Scan the entries and tally the lines that include the string "digital". Reply with the figure alone.

-- begin --

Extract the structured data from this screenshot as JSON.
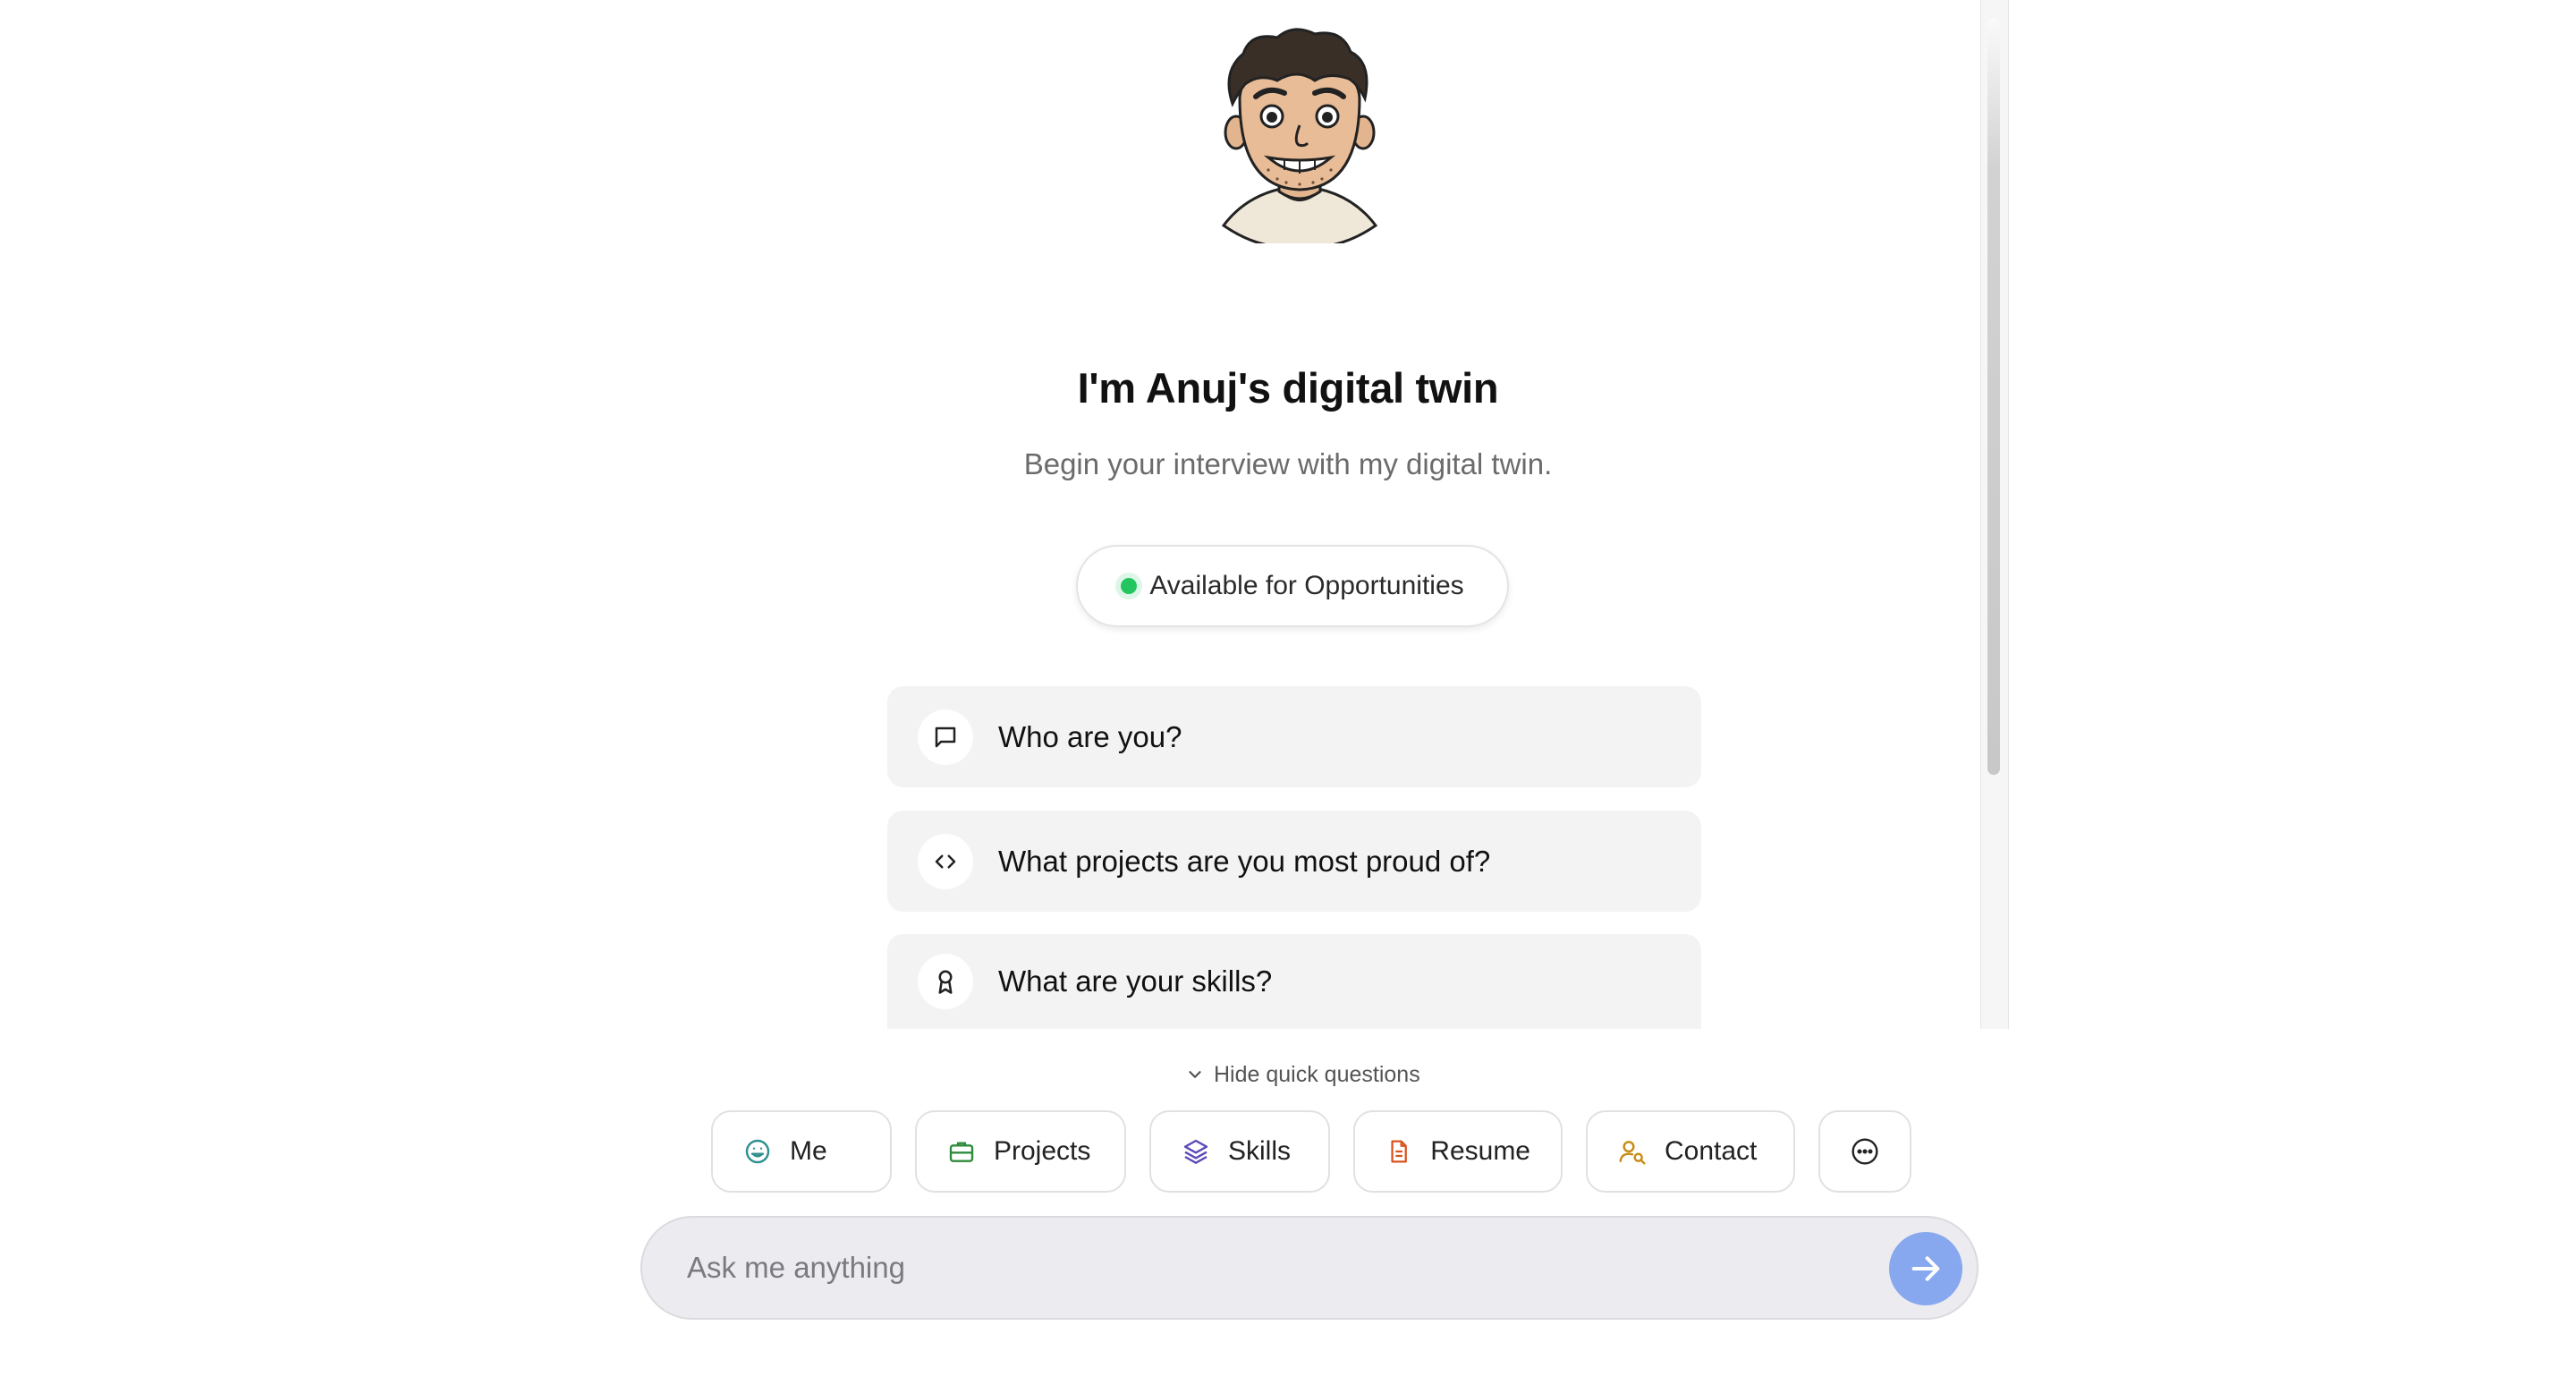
{
  "header": {
    "title": "I'm Anuj's digital twin",
    "subtitle": "Begin your interview with my digital twin.",
    "status": {
      "label": "Available for Opportunities",
      "color": "#22c55e"
    }
  },
  "quick_questions": [
    {
      "label": "Who are you?",
      "icon": "message-square-icon"
    },
    {
      "label": "What projects are you most proud of?",
      "icon": "code-icon"
    },
    {
      "label": "What are your skills?",
      "icon": "award-icon"
    }
  ],
  "toggle": {
    "label": "Hide quick questions"
  },
  "chips": [
    {
      "label": "Me",
      "icon": "smile-icon",
      "color": "#2f8f8f"
    },
    {
      "label": "Projects",
      "icon": "briefcase-icon",
      "color": "#2e8b3c"
    },
    {
      "label": "Skills",
      "icon": "layers-icon",
      "color": "#5b4bb7"
    },
    {
      "label": "Resume",
      "icon": "file-text-icon",
      "color": "#d9541e"
    },
    {
      "label": "Contact",
      "icon": "user-search-icon",
      "color": "#c88a12"
    },
    {
      "label": "",
      "icon": "more-horizontal-icon",
      "color": "#222222"
    }
  ],
  "input": {
    "placeholder": "Ask me anything"
  },
  "colors": {
    "accent": "#87a8ee",
    "card_bg": "#f3f3f3"
  }
}
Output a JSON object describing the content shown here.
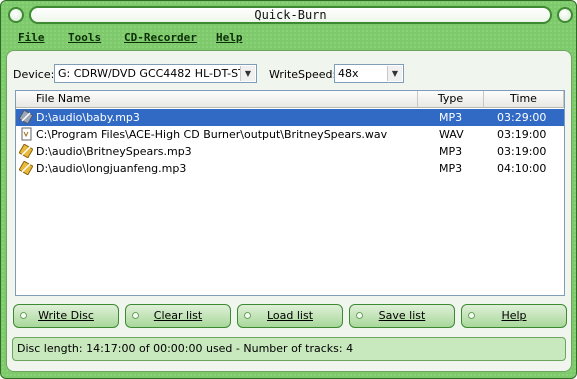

-- end --

• **TASK SOLUTION**
2